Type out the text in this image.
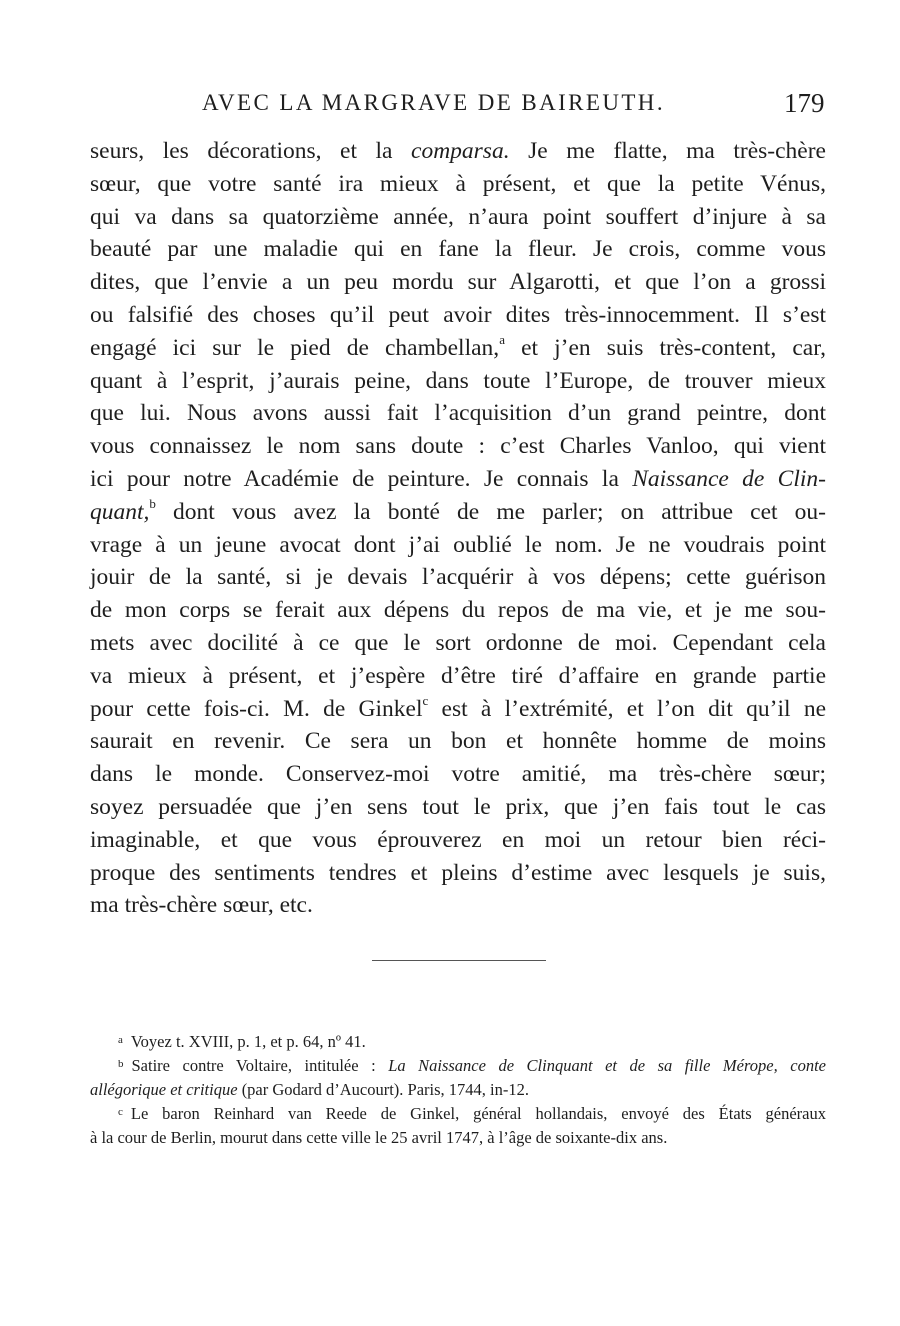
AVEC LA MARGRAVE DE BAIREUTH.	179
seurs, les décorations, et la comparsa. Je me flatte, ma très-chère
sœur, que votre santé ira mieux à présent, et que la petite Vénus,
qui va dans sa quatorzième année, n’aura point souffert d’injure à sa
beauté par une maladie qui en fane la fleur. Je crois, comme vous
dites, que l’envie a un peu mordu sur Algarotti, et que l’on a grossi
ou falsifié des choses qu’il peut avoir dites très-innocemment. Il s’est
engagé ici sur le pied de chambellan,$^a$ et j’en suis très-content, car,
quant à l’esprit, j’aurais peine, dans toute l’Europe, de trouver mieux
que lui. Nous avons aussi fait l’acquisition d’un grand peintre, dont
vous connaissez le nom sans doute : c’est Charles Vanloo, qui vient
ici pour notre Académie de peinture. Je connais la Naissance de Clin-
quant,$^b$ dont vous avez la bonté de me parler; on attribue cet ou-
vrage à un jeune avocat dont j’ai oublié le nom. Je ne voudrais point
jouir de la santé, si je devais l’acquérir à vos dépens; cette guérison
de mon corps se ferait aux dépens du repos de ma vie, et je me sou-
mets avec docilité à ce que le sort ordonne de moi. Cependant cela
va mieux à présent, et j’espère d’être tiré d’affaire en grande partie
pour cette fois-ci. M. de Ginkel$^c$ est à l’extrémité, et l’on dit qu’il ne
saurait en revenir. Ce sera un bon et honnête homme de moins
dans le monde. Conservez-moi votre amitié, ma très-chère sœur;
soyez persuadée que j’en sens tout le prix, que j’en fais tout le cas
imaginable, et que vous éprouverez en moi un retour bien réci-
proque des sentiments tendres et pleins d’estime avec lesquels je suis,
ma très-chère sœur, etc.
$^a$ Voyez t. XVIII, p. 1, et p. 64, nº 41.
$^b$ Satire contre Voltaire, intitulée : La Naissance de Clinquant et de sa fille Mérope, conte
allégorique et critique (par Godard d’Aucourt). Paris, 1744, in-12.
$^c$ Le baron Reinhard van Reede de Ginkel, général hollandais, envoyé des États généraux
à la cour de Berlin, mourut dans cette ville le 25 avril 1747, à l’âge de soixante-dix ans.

--

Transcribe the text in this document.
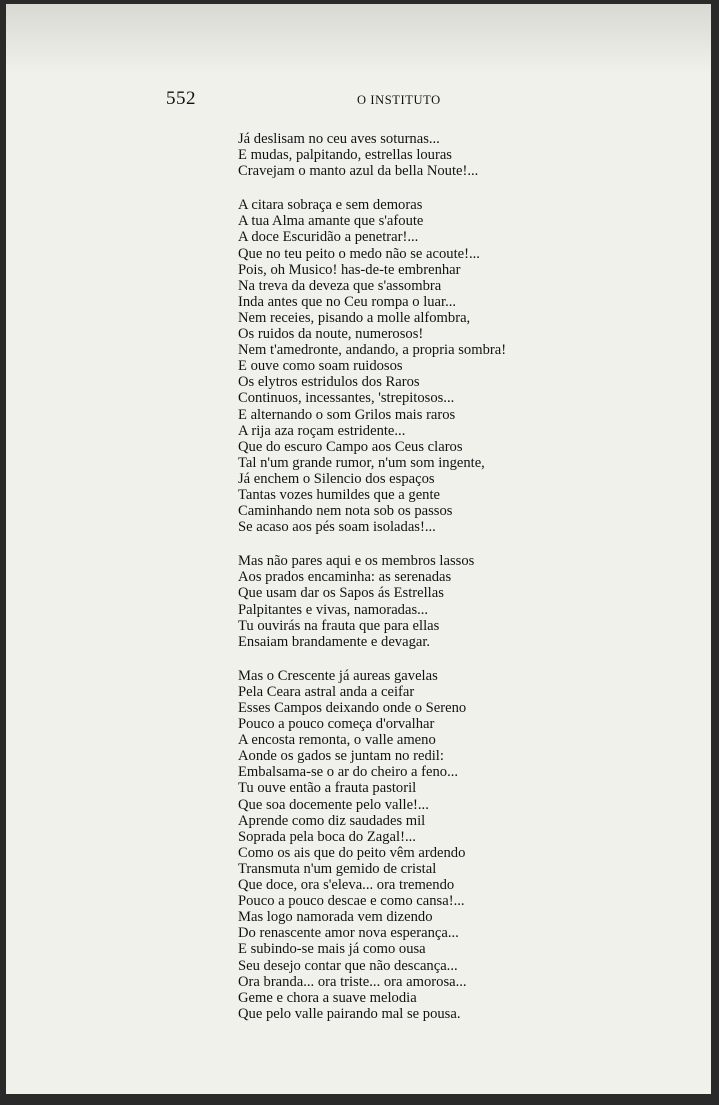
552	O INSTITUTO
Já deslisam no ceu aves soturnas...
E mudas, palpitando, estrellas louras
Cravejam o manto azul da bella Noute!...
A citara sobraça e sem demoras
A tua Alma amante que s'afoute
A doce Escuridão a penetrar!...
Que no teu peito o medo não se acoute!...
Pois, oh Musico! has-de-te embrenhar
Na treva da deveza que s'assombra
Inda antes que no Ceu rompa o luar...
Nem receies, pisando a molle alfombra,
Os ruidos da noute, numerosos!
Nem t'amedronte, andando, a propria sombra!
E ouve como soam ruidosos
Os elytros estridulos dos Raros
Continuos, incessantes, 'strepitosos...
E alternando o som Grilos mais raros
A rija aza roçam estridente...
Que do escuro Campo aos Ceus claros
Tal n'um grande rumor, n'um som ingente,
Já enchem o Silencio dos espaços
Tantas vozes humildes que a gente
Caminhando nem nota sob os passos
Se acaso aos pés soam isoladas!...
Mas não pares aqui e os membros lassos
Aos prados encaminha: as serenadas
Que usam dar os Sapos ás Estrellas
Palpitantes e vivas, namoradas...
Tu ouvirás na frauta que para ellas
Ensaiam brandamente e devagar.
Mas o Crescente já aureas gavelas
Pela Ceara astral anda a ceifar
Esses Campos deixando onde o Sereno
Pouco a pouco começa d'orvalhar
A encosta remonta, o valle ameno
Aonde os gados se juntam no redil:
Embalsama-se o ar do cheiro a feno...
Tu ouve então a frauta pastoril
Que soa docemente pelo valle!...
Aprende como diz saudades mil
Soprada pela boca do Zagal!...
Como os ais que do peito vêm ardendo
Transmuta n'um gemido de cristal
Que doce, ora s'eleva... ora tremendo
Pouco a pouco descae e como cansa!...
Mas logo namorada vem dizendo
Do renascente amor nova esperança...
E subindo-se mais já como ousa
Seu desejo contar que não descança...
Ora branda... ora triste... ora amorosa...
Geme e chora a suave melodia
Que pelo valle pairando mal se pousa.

● **DIRECTION**
Pull out each line of the entries that contains "vous".

● **ANSWER BELOW**
beauté par une maladie qui en fane la fleur. Je crois, comme vous
vous connaissez le nom sans doute : c’est Charles Vanloo, qui vient
quant,$^b$ dont vous avez la bonté de me parler; on attribue cet ou-
imaginable, et que vous éprouverez en moi un retour bien réci-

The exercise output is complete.